= READING TEXT =
++++

(NOTE: As of August 18, 2023 the NYT Digits puzzle has been removed the the NYT website. A copy of the game has been reproduced on a new private site: https://engaging-data.com/digitsgame/)
In the previous post, we wrote an algorithm to solve the NYT digits puzzle. Now, we will consider the structure of the puzzle to understand something quite simple: What is the time complexity of our previous algorithm?
Along the way we will again formulate the problem recursively and use the OEIS to find relationships between the sequence of results and other mathematical sequences. Finally, we will use generating functions to find a closed form expression for the computational complexity of the algorithm.
Problem Formulation
To start, we can write the digits puzzle as a more general problem
We have \(N\) integers \(d_1 < d_2 < \ldots < d_N\). We have four possible operations \(\times\), \(\div\), \(+\), and \(-\). We want to know the number of different real numbers (that are greater than 1) we can form from combining all \(N\) integers using the available operations.
(a) Say that we have two different integers. How many different combinations can we form from these integers (given that we only want combinations that result in numbers greater than 1)
(b) Same question as above but we have three different integers
(c) What is the total number of real-number combinations that we can form from \(N\) integers
The ultimate goal is the answer to (c): An expression for the total number of combinations we can form from \(N\) integers. Such a result would correspond to the number of keys in the output of generator_combos when the input start_dict has \(N\) different key-value pairs.
Two Number Combinations
As before, we start with the smallest possible situation: Two numbers. In this case, we already know the answer. The possible operations we could have are
\begin{equation}
d_2+d_1, \, d_2-d_1, \, d_2\times d_1,\, d_2/d_1.\quad
\end{equation}
Note that we exclude the operations \(d_1+d_2\) and \(d_1\times d_2\) because addition and multiplication are commutative, and we exclude the two operations \((d1/d2)\) and \(d_1-d_2\) because we require the output of subtraction to be greater than zero and the output of division to be greater than 1.
Let \(Q_{k}\) be the number of unique integer combinations we can make with \(k\) numbers (according to the specification that subtraction only yields non-zero integers and division only yields numbers greater than 1). We thus have
\begin{equation}
\qquad Q_{2} = 4. \qquad (1)
\end{equation}
Three Number Combinations
Now let’s consider the case of three numbers that we want to combine. There are \(\binom{3}{2}\) ways we can select two numbers from that set of three. When we select those two numbers, there are \(Q_{2}\) ways we can generate operation combinations from them in order to yield a single number. We would then be left with the single number generated from the operation combinations and the number that we did not choose from the “\(3\) choose \(2\)” operations. For these two numbers, there are \(Q_2\) ways to combine them. Therefore, \(Q_3\) is
\begin{equation}
\qquad Q_3 = Q_2\binom{3}{2}Q_2 = 48. \qquad (2)

++++

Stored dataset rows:

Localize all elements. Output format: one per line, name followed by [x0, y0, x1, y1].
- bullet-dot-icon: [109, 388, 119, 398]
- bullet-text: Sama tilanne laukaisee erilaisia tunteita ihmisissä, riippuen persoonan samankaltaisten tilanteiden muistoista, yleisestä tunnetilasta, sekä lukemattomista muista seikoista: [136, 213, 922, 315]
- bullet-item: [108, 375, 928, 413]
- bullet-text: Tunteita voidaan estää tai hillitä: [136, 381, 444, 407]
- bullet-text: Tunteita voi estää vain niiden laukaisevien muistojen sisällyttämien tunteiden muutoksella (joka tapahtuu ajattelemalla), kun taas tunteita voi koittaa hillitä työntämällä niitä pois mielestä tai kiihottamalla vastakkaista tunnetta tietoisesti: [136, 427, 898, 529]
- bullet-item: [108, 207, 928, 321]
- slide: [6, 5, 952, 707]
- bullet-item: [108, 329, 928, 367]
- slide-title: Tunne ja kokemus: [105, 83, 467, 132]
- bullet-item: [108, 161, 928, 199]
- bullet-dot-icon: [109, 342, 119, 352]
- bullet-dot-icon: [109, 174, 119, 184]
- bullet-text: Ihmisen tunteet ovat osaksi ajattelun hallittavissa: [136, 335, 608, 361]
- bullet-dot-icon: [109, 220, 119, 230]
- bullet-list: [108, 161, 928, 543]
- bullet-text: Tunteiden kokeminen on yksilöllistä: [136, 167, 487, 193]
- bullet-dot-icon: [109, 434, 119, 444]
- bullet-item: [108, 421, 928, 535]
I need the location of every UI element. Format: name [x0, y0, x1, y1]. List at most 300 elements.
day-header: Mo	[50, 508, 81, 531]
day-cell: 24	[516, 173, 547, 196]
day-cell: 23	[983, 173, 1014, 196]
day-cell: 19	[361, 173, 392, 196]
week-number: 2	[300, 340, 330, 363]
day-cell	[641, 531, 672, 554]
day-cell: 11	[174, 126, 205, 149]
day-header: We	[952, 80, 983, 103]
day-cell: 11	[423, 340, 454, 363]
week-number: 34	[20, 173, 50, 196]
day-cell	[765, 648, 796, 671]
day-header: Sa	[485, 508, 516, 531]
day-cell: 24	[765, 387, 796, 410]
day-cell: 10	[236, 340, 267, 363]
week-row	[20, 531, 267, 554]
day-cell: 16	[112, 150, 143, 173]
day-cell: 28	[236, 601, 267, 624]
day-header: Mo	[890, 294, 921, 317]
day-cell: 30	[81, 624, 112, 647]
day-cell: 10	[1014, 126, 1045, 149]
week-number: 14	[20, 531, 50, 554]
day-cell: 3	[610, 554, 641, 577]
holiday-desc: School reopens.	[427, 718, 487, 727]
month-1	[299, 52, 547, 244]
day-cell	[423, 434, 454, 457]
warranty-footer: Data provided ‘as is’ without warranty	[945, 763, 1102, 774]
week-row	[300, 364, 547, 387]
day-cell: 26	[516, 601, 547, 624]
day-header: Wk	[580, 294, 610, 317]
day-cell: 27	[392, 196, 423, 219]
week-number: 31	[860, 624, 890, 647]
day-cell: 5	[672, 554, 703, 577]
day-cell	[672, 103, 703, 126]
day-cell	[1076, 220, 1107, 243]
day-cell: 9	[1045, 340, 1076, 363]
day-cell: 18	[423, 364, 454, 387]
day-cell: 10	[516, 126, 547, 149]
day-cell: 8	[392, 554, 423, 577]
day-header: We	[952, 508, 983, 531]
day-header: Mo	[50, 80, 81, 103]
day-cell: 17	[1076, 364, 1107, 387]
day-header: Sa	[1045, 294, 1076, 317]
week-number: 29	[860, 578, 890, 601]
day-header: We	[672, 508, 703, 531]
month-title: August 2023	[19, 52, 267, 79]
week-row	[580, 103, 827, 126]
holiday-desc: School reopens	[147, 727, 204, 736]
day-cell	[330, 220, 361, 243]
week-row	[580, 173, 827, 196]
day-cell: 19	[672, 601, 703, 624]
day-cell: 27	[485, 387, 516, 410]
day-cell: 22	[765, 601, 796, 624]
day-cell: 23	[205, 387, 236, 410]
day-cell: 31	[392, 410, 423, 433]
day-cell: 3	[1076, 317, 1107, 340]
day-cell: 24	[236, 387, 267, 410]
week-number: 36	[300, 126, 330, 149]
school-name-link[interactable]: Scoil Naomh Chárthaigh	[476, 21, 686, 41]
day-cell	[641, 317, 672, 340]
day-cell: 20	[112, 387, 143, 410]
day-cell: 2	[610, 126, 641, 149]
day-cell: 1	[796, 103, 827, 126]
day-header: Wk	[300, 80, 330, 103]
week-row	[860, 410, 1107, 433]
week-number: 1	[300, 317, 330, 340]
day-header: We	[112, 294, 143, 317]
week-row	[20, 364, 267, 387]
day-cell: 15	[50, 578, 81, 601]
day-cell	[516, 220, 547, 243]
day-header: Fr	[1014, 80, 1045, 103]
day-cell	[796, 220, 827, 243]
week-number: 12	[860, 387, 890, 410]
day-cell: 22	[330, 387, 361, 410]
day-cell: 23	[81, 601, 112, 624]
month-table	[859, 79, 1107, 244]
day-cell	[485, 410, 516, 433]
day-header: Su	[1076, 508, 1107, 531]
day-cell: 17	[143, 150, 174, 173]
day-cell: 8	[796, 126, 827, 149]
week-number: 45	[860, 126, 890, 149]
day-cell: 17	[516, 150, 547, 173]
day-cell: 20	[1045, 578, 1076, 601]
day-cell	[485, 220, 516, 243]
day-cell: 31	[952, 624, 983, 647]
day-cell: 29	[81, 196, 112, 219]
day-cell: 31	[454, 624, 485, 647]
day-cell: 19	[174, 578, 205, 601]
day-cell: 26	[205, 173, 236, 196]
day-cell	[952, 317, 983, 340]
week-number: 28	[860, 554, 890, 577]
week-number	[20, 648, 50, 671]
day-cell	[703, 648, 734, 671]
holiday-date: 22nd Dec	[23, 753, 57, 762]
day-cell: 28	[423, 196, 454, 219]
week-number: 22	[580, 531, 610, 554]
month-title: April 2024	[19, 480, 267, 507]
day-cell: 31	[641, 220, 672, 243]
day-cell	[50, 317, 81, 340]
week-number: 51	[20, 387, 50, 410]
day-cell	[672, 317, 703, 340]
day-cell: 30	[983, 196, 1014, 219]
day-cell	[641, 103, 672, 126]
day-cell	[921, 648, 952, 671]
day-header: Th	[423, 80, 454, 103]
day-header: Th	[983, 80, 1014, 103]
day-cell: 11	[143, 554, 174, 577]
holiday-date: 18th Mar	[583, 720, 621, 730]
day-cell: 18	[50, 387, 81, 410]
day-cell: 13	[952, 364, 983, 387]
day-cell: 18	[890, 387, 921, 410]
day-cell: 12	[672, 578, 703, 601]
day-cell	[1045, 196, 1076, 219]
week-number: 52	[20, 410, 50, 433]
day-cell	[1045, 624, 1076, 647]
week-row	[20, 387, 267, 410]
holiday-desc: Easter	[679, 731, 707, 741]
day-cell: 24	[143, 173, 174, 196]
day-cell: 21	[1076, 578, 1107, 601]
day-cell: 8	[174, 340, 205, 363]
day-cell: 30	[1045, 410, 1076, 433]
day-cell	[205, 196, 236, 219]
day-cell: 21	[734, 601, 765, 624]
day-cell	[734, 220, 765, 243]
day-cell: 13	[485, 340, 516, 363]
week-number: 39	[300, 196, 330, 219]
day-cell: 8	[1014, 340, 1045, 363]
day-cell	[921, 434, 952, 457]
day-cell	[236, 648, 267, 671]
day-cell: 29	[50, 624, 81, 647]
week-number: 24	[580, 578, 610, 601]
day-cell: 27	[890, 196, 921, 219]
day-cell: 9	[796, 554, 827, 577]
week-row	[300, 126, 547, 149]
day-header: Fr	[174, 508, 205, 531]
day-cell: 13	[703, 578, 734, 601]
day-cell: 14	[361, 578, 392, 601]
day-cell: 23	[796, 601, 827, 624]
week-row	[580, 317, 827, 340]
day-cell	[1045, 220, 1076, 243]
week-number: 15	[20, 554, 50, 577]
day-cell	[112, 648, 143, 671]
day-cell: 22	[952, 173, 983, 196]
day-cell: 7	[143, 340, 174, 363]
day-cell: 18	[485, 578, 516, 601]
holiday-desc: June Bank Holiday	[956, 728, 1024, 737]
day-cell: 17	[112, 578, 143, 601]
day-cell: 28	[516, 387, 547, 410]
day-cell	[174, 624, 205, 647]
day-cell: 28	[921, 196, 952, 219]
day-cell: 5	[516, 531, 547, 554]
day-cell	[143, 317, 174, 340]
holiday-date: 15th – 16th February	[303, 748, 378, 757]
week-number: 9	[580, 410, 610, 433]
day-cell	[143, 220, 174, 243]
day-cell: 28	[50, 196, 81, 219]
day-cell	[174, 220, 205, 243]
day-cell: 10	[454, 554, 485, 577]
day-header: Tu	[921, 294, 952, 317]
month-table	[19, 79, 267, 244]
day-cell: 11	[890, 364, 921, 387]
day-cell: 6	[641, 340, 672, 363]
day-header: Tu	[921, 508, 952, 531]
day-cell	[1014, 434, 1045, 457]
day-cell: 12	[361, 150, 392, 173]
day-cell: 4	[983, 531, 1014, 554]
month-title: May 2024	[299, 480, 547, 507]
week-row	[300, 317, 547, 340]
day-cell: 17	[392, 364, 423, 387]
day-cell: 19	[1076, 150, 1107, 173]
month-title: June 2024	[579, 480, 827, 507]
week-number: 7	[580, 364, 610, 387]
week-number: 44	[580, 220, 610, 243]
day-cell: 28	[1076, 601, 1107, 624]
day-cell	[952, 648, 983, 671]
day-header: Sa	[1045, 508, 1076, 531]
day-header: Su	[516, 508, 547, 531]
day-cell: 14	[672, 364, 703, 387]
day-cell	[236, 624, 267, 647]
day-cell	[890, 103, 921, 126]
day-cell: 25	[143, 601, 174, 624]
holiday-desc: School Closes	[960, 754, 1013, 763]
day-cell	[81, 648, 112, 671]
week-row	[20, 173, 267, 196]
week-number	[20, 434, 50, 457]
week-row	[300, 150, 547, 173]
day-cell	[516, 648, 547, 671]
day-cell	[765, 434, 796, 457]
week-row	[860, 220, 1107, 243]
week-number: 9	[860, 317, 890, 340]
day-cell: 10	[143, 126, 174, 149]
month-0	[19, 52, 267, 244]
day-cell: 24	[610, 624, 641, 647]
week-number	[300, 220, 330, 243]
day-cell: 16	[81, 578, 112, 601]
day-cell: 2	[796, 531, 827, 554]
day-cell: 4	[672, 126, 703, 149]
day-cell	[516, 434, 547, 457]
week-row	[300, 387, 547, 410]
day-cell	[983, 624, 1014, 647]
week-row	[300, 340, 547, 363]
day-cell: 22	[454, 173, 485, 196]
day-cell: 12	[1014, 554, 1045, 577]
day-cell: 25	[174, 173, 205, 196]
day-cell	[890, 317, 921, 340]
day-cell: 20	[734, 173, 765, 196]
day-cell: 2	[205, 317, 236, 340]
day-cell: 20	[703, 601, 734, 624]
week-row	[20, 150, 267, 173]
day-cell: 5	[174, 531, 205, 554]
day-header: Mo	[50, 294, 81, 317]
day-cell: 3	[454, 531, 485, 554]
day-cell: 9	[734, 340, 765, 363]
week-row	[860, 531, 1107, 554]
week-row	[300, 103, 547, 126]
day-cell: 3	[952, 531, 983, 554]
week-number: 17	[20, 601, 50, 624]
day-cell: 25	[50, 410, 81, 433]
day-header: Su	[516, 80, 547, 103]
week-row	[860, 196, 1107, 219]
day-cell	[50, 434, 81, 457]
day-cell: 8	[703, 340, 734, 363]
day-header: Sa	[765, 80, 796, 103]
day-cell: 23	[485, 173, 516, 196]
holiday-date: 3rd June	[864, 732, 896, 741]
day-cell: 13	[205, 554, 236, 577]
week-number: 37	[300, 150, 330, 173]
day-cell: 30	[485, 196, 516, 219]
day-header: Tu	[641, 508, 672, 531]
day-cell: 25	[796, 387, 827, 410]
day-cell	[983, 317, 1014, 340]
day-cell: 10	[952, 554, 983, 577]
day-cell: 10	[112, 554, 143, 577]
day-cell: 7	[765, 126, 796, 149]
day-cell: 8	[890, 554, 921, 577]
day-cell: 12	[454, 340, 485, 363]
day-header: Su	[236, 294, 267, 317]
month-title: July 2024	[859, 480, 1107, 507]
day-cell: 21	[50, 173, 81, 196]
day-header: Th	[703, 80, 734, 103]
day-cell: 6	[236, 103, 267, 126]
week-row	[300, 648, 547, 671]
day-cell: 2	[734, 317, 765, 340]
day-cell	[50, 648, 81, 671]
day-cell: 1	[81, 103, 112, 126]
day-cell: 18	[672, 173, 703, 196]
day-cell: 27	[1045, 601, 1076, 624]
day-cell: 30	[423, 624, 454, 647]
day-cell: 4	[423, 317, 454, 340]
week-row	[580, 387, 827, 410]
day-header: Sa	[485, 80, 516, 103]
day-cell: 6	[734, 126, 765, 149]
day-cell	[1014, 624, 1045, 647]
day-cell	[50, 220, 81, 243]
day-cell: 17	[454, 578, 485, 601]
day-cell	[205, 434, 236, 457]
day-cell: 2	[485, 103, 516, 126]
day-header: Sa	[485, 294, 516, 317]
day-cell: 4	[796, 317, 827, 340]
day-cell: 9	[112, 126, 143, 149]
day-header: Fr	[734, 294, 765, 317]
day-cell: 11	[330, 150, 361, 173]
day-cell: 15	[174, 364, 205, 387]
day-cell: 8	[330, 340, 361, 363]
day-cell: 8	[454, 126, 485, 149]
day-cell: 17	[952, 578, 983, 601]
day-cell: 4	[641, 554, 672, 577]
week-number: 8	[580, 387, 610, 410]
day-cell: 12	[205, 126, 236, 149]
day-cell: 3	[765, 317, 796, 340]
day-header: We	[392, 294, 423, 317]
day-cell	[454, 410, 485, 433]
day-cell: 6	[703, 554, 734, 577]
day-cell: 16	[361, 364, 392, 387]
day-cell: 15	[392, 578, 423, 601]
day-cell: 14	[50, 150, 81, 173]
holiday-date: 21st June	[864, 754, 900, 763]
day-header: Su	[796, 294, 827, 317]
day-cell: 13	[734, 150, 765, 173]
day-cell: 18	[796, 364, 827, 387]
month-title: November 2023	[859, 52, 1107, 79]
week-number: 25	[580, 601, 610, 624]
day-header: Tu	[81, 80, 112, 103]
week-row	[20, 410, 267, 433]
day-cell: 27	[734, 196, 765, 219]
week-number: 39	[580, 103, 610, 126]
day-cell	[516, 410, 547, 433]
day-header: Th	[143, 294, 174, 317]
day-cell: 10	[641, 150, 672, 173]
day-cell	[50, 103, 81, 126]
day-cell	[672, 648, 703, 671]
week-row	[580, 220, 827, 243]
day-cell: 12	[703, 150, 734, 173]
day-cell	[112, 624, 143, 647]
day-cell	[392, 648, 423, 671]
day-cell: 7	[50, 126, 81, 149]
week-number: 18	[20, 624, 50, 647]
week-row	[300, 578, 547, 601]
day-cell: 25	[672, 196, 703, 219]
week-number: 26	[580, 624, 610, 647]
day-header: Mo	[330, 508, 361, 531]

++++

= TASK DIRECTIONS =
Reproduce the passage of the Digits puzzle article starting with "Along the way" and going on through "the available operations.".

= RESULT =
Along the way we will again formulate the problem recursively and use the OEIS to find relationships between the sequence of results and other mathematical sequences. Finally, we will use generating functions to find a closed form expression for the computational complexity of the algorithm.
Problem Formulation
To start, we can write the digits puzzle as a more general problem
We have \(N\) integers \(d_1 < d_2 < \ldots < d_N\). We have four possible operations \(\times\), \(\div\), \(+\), and \(-\). We want to know the number of different real numbers (that are greater than 1) we can form from combining all \(N\) integers using the available operations.